Material for the task ▸
# # # #

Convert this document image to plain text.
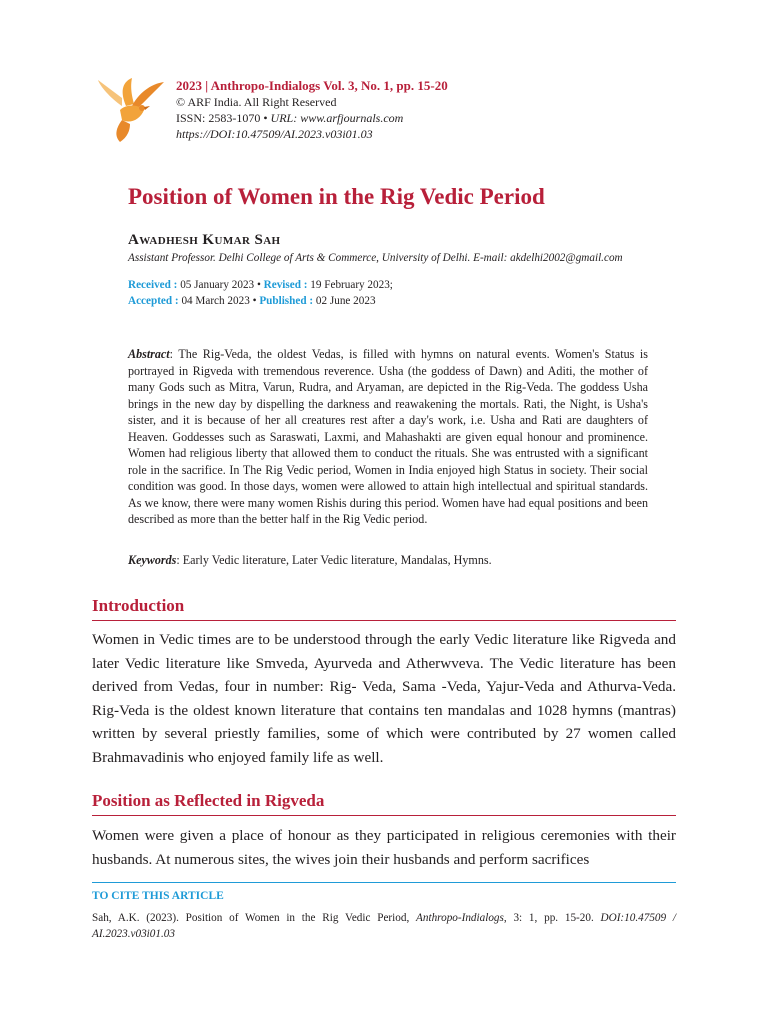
2023 | Anthropo-Indialogs Vol. 3, No. 1, pp. 15-20
© ARF India. All Right Reserved
ISSN: 2583-1070 • URL: www.arfjournals.com
https://DOI:10.47509/AI.2023.v03i01.03
Position of Women in the Rig Vedic Period
Awadhesh Kumar Sah
Assistant Professor. Delhi College of Arts & Commerce, University of Delhi. E-mail: akdelhi2002@gmail.com
Received : 05 January 2023 • Revised : 19 February 2023;
Accepted : 04 March 2023 • Published : 02 June 2023

Abstract: The Rig-Veda, the oldest Vedas, is filled with hymns on natural events. Women's Status is portrayed in Rigveda with tremendous reverence. Usha (the goddess of Dawn) and Aditi, the mother of many Gods such as Mitra, Varun, Rudra, and Aryaman, are depicted in the Rig-Veda. The goddess Usha brings in the new day by dispelling the darkness and reawakening the mortals. Rati, the Night, is Usha's sister, and it is because of her all creatures rest after a day's work, i.e. Usha and Rati are daughters of Heaven. Goddesses such as Saraswati, Laxmi, and Mahashakti are given equal honour and prominence. Women had religious liberty that allowed them to conduct the rituals. She was entrusted with a significant role in the sacrifice. In The Rig Vedic period, Women in India enjoyed high Status in society. Their social condition was good. In those days, women were allowed to attain high intellectual and spiritual standards. As we know, there were many women Rishis during this period. Women have had equal positions and been described as more than the better half in the Rig Vedic period.

Keywords: Early Vedic literature, Later Vedic literature, Mandalas, Hymns.

Introduction

Women in Vedic times are to be understood through the early Vedic literature like Rigveda and later Vedic literature like Smveda, Ayurveda and Atherwveva. The Vedic literature has been derived from Vedas, four in number: Rig- Veda, Sama -Veda, Yajur-Veda and Athurva-Veda. Rig-Veda is the oldest known literature that contains ten mandalas and 1028 hymns (mantras) written by several priestly families, some of which were contributed by 27 women called Brahmavadinis who enjoyed family life as well.

Position as Reflected in Rigveda

Women were given a place of honour as they participated in religious ceremonies with their husbands. At numerous sites, the wives join their husbands and perform sacrifices

TO CITE THIS ARTICLE

Sah, A.K. (2023). Position of Women in the Rig Vedic Period, Anthropo-Indialogs, 3: 1, pp. 15-20. DOI:10.47509 / AI.2023.v03i01.03
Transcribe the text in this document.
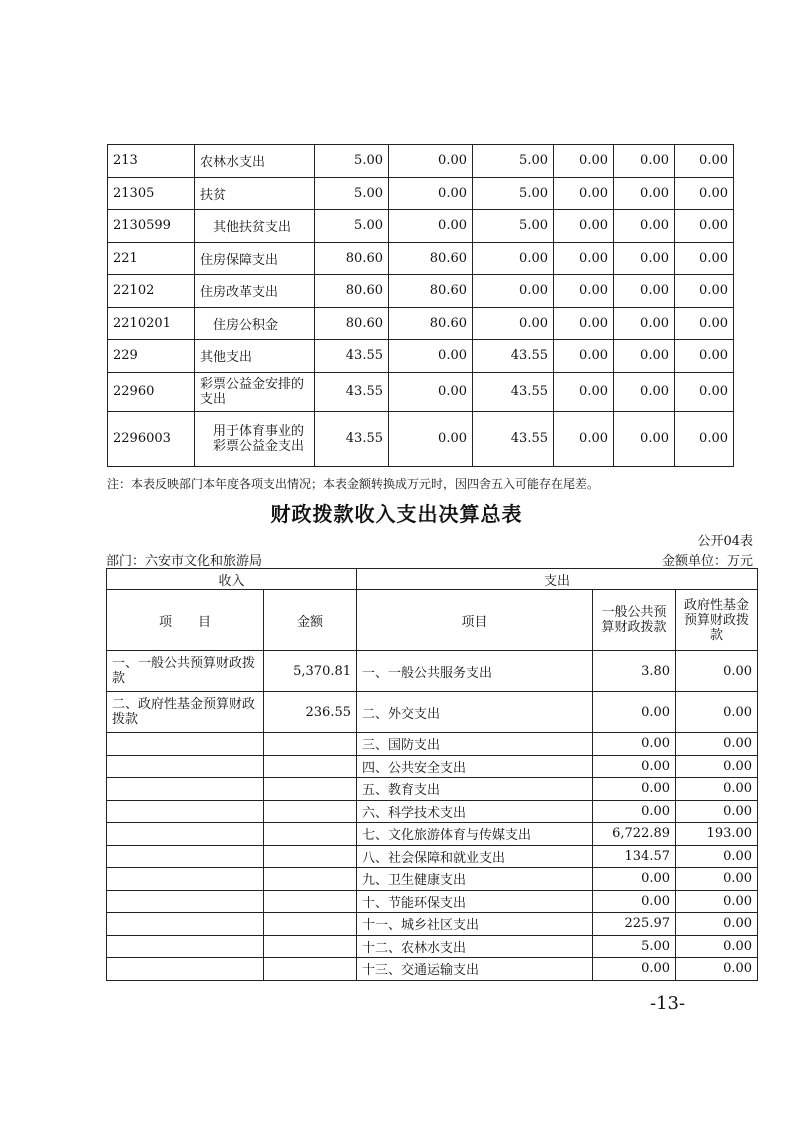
213	农林水支出	5.00	0.00	5.00	0.00	0.00	0.00
21305	扶贫	5.00	0.00	5.00	0.00	0.00	0.00
2130599	其他扶贫支出	5.00	0.00	5.00	0.00	0.00	0.00
221	住房保障支出	80.60	80.60	0.00	0.00	0.00	0.00
22102	住房改革支出	80.60	80.60	0.00	0.00	0.00	0.00
2210201	住房公积金	80.60	80.60	0.00	0.00	0.00	0.00
229	其他支出	43.55	0.00	43.55	0.00	0.00	0.00
22960	彩票公益金安排的支出	43.55	0.00	43.55	0.00	0.00	0.00
2296003	用于体育事业的彩票公益金支出	43.55	0.00	43.55	0.00	0.00	0.00
注：本表反映部门本年度各项支出情况；本表金额转换成万元时，因四舍五入可能存在尾差。
财政拨款收入支出决算总表
公开04表
部门：六安市文化和旅游局	金额单位：万元
收入		支出		
项　　目	金额	项目	一般公共预算财政拨款	政府性基金预算财政拨款
一、一般公共预算财政拨款	5,370.81	一、一般公共服务支出	3.80	0.00
二、政府性基金预算财政拨款	236.55	二、外交支出	0.00	0.00
		三、国防支出	0.00	0.00
		四、公共安全支出	0.00	0.00
		五、教育支出	0.00	0.00
		六、科学技术支出	0.00	0.00
		七、文化旅游体育与传媒支出	6,722.89	193.00
		八、社会保障和就业支出	134.57	0.00
		九、卫生健康支出	0.00	0.00
		十、节能环保支出	0.00	0.00
		十一、城乡社区支出	225.97	0.00
		十二、农林水支出	5.00	0.00
		十三、交通运输支出	0.00	0.00
-13-
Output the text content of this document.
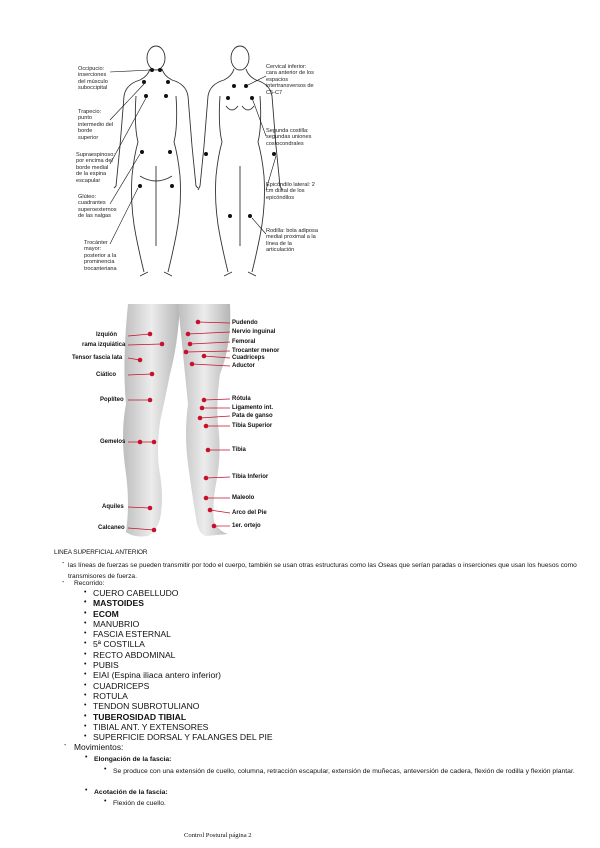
Occipucio: inserciones del músculo suboccipital
Trapecio: punto intermedio del borde superior
Supraespinoso: por encima del borde medial de la espina escapular
Glúteo: cuadrantes superoexternos de las nalgas
Trocánter mayor: posterior a la prominencia trocanteriana
Cervical inferior: cara anterior de los espacios intertransversos de C5-C7
Segunda costilla: segundas uniones costocondrales
Epicóndilo lateral: 2 cm distal de los epicóndilos
Rodilla: bola adiposa medial proximal a la línea de la articulación
Izquión
rama izquiática
Tensor fascia lata
Ciático
Poplíteo
Gemelos
Aquiles
Calcaneo
Pudendo
Nervio inguinal
Femoral
Trocanter menor
Cuadriceps
Aductor
Rótula
Ligamento int.
Pata de ganso
Tibia Superior
Tibia
Tibia Inferior
Maleolo
Arco del Pie
1er. ortejo
LINEA SUPERFICIAL ANTERIOR
- las líneas de fuerzas se pueden transmitir por todo el cuerpo, también se usan otras estructuras como las Oseas que serían paradas o inserciones que usan los huesos como transmisores de fuerza.
- Recorrido:
• CUERO CABELLUDO
• MASTOIDES
• ECOM
• MANUBRIO
• FASCIA ESTERNAL
• 5ª COSTILLA
• RECTO ABDOMINAL
• PUBIS
• EIAI (Espina iliaca antero inferior)
• CUADRICEPS
• ROTULA
• TENDON SUBROTULIANO
• TUBEROSIDAD TIBIAL
• TIBIAL ANT. Y EXTENSORES
• SUPERFICIE DORSAL Y FALANGES DEL PIE
- Movimientos:
• Elongación de la fascia:
• Se produce con una extensión de cuello, columna, retracción escapular, extensión de muñecas, anteversión de cadera, flexión de rodilla y flexión plantar.
• Acotación de la fascia:
• Flexión de cuello.
Control Postural página 2
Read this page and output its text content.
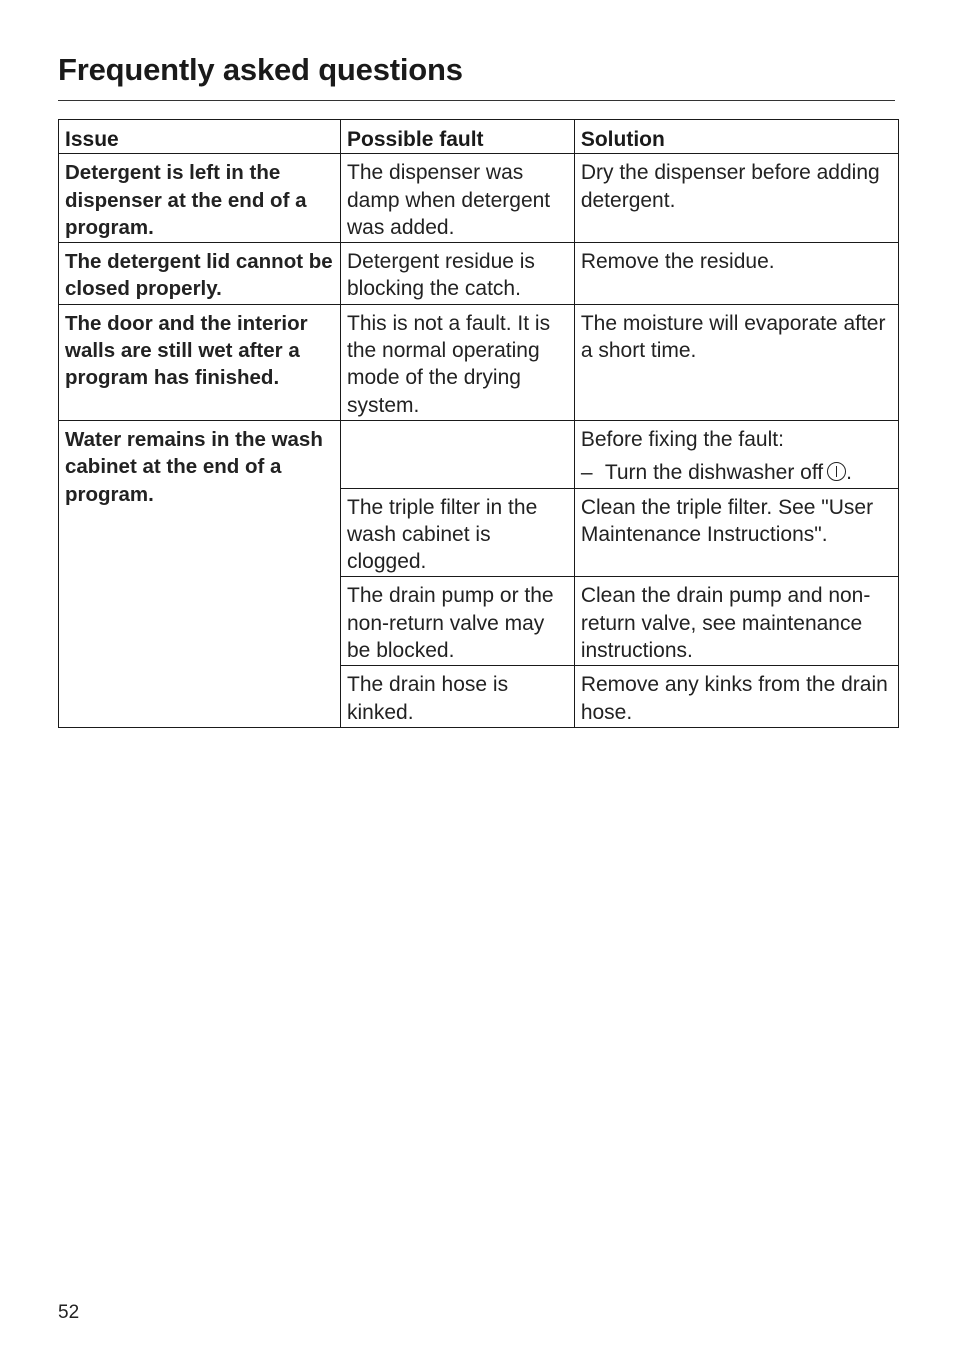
Frequently asked questions
Issue	Possible fault	Solution
Detergent is left in the dispenser at the end of a program.	The dispenser was damp when detergent was added.	Dry the dispenser before adding detergent.
The detergent lid cannot be closed properly.	Detergent residue is blocking the catch.	Remove the residue.
The door and the interior walls are still wet after a program has finished.	This is not a fault. It is the normal operating mode of the drying system.	The moisture will evaporate after a short time.
Water remains in the wash cabinet at the end of a program.		Before fixing the fault:
– Turn the dishwasher off .

	The triple filter in the wash cabinet is clogged.	Clean the triple filter. See "User Maintenance Instructions".
	The drain pump or the non-return valve may be blocked.	Clean the drain pump and non-return valve, see maintenance instructions.
	The drain hose is kinked.	Remove any kinks from the drain hose.
52
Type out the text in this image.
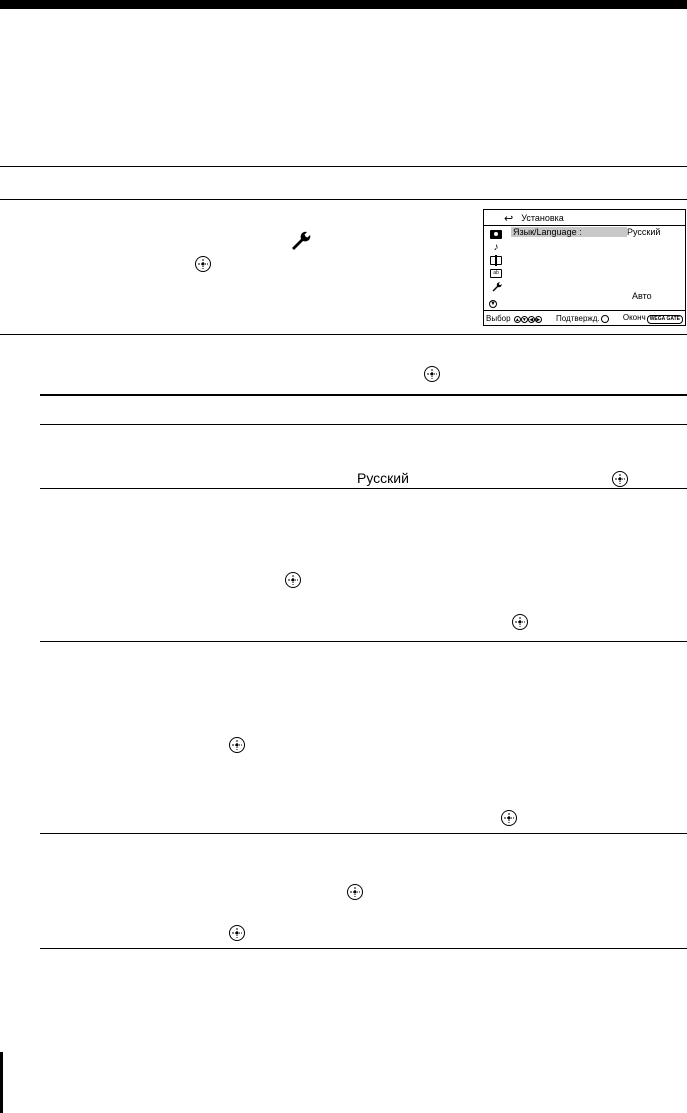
Русский
↩ Установка
♪
ab
Язык/Language :	Русский
Авто
▼
Выбор ▲ ▼ ◀ ▶ Подтвержд.	Оконч WEGA GATE
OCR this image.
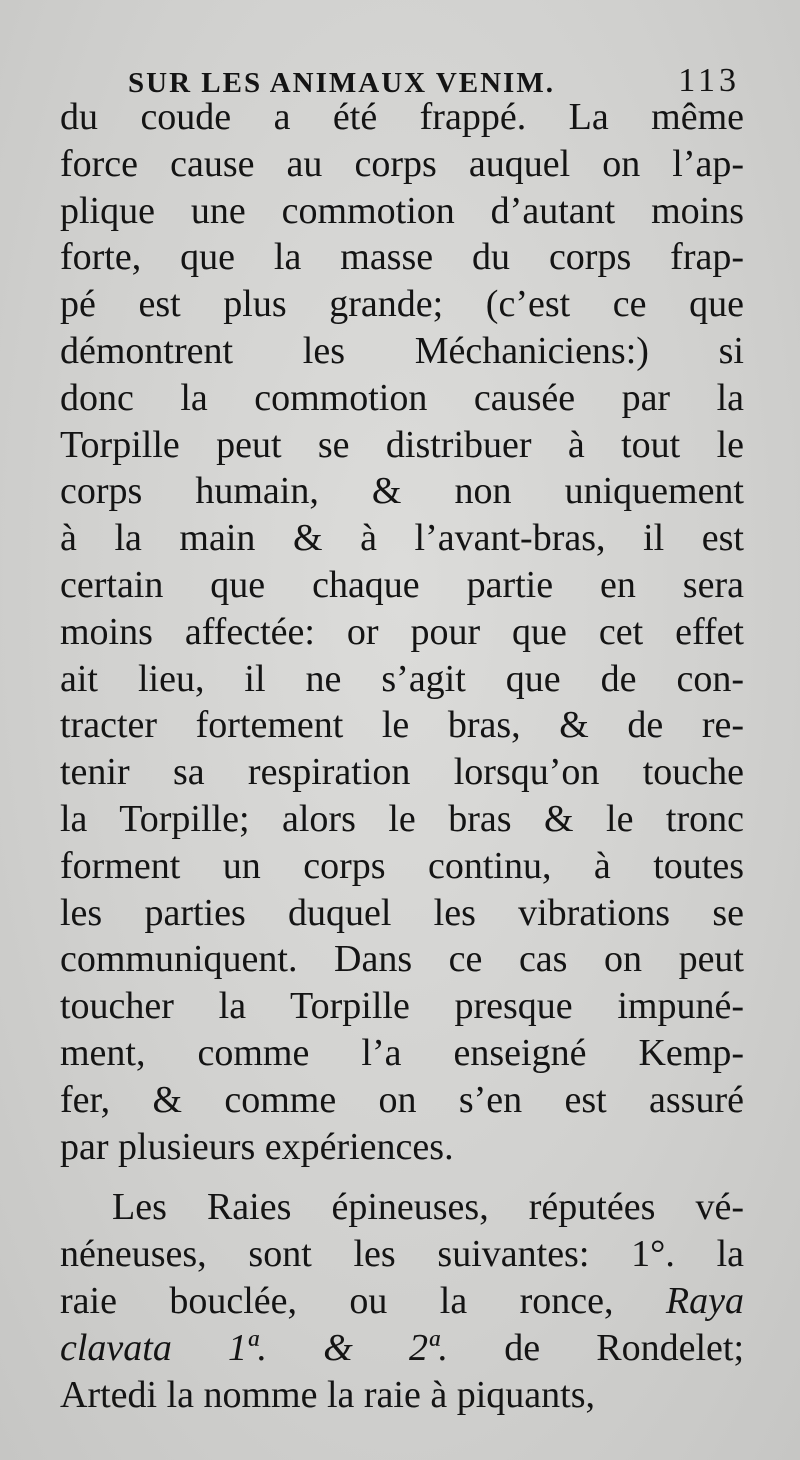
SUR LES ANIMAUX VENIM.	113
du coude a été frappé. La même
force cause au corps auquel on l’ap-
plique une commotion d’autant moins
forte, que la masse du corps frap-
pé est plus grande; (c’est ce que
démontrent les Méchaniciens:) si
donc la commotion causée par la
Torpille peut se distribuer à tout le
corps humain, & non uniquement
à la main & à l’avant-bras, il est
certain que chaque partie en sera
moins affectée: or pour que cet effet
ait lieu, il ne s’agit que de con-
tracter fortement le bras, & de re-
tenir sa respiration lorsqu’on touche
la Torpille; alors le bras & le tronc
forment un corps continu, à toutes
les parties duquel les vibrations se
communiquent. Dans ce cas on peut
toucher la Torpille presque impuné-
ment, comme l’a enseigné Kemp-
fer, & comme on s’en est assuré
par plusieurs expériences.
Les Raies épineuses, réputées vé-
néneuses, sont les suivantes: 1°. la
raie bouclée, ou la ronce, Raya
clavata 1ª. & 2ª. de Rondelet;
Artedi la nomme la raie à piquants,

# # # #

Direction ▸ Pull out every line of the entries that includes the word "Clean".

Output of the task ▸
	The triple filter in the wash cabinet is clogged.	Clean the triple filter. See "User Maintenance Instructions".
	The drain pump or the non-return valve may be blocked.	Clean the drain pump and non-return valve, see maintenance instructions.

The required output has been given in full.